▶ Exercise
Without the images, write out all of the following entries exactly.

Extracted data entries:
──────────
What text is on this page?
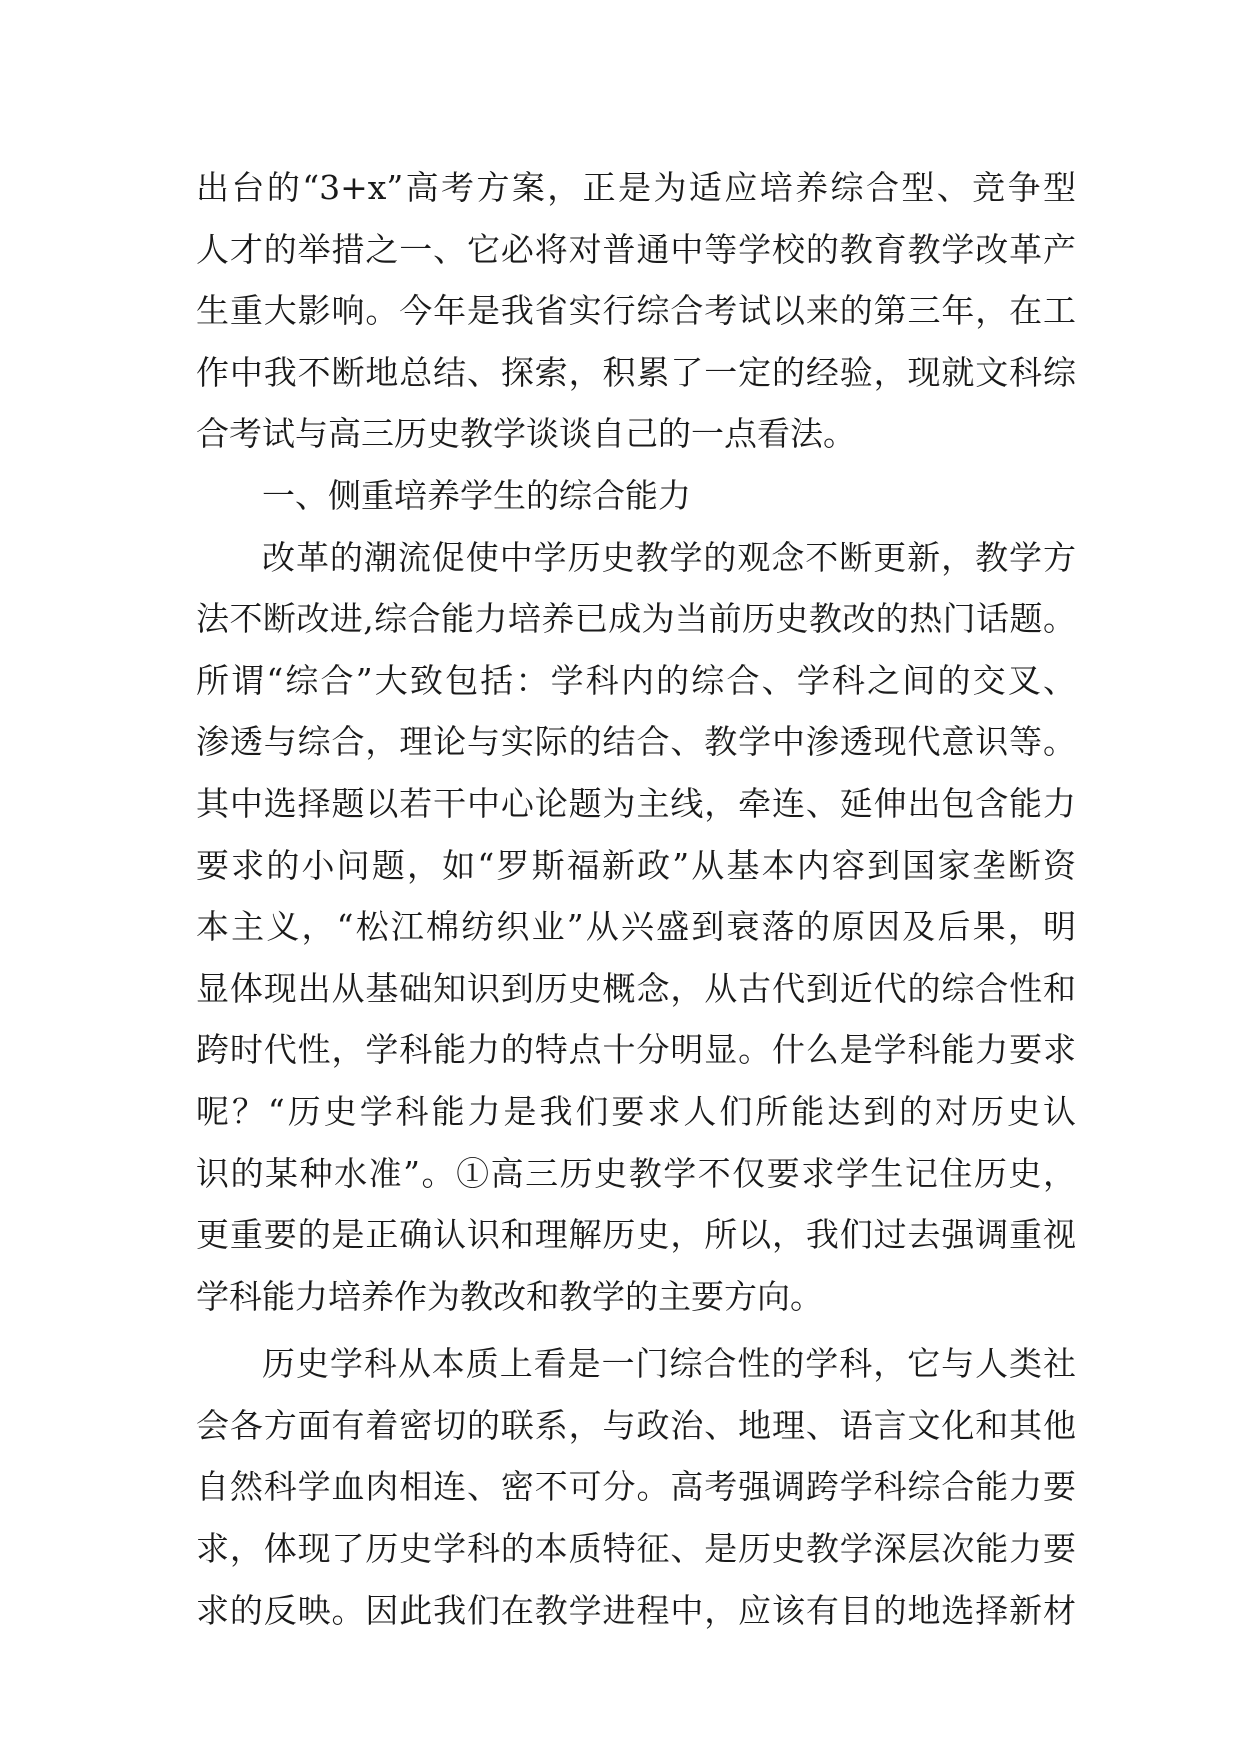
出台的“3+x”高考方案，正是为适应培养综合型、竞争型
人才的举措之一、它必将对普通中等学校的教育教学改革产
生重大影响。今年是我省实行综合考试以来的第三年，在工
作中我不断地总结、探索，积累了一定的经验，现就文科综
合考试与高三历史教学谈谈自己的一点看法。
一、侧重培养学生的综合能力
改革的潮流促使中学历史教学的观念不断更新，教学方
法不断改进,综合能力培养已成为当前历史教改的热门话题。
所谓“综合”大致包括：学科内的综合、学科之间的交叉、
渗透与综合，理论与实际的结合、教学中渗透现代意识等。
其中选择题以若干中心论题为主线，牵连、延伸出包含能力
要求的小问题，如“罗斯福新政”从基本内容到国家垄断资
本主义，“松江棉纺织业”从兴盛到衰落的原因及后果，明
显体现出从基础知识到历史概念，从古代到近代的综合性和
跨时代性，学科能力的特点十分明显。什么是学科能力要求
呢？“历史学科能力是我们要求人们所能达到的对历史认
识的某种水准”。①高三历史教学不仅要求学生记住历史，
更重要的是正确认识和理解历史，所以，我们过去强调重视
学科能力培养作为教改和教学的主要方向。
历史学科从本质上看是一门综合性的学科，它与人类社
会各方面有着密切的联系，与政治、地理、语言文化和其他
自然科学血肉相连、密不可分。高考强调跨学科综合能力要
求，体现了历史学科的本质特征、是历史教学深层次能力要
求的反映。因此我们在教学进程中，应该有目的地选择新材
──────────
▶ Result below
What text is on this page?
出台的“3+x”高考方案，正是为适应培养综合型、竞争型
人才的举措之一、它必将对普通中等学校的教育教学改革产
生重大影响。今年是我省实行综合考试以来的第三年，在工
作中我不断地总结、探索，积累了一定的经验，现就文科综
合考试与高三历史教学谈谈自己的一点看法。
一、侧重培养学生的综合能力
改革的潮流促使中学历史教学的观念不断更新，教学方
法不断改进,综合能力培养已成为当前历史教改的热门话题。
所谓“综合”大致包括：学科内的综合、学科之间的交叉、
渗透与综合，理论与实际的结合、教学中渗透现代意识等。
其中选择题以若干中心论题为主线，牵连、延伸出包含能力
要求的小问题，如“罗斯福新政”从基本内容到国家垄断资
本主义，“松江棉纺织业”从兴盛到衰落的原因及后果，明
显体现出从基础知识到历史概念，从古代到近代的综合性和
跨时代性，学科能力的特点十分明显。什么是学科能力要求
呢？“历史学科能力是我们要求人们所能达到的对历史认
识的某种水准”。①高三历史教学不仅要求学生记住历史，
更重要的是正确认识和理解历史，所以，我们过去强调重视
学科能力培养作为教改和教学的主要方向。
历史学科从本质上看是一门综合性的学科，它与人类社
会各方面有着密切的联系，与政治、地理、语言文化和其他
自然科学血肉相连、密不可分。高考强调跨学科综合能力要
求，体现了历史学科的本质特征、是历史教学深层次能力要
求的反映。因此我们在教学进程中，应该有目的地选择新材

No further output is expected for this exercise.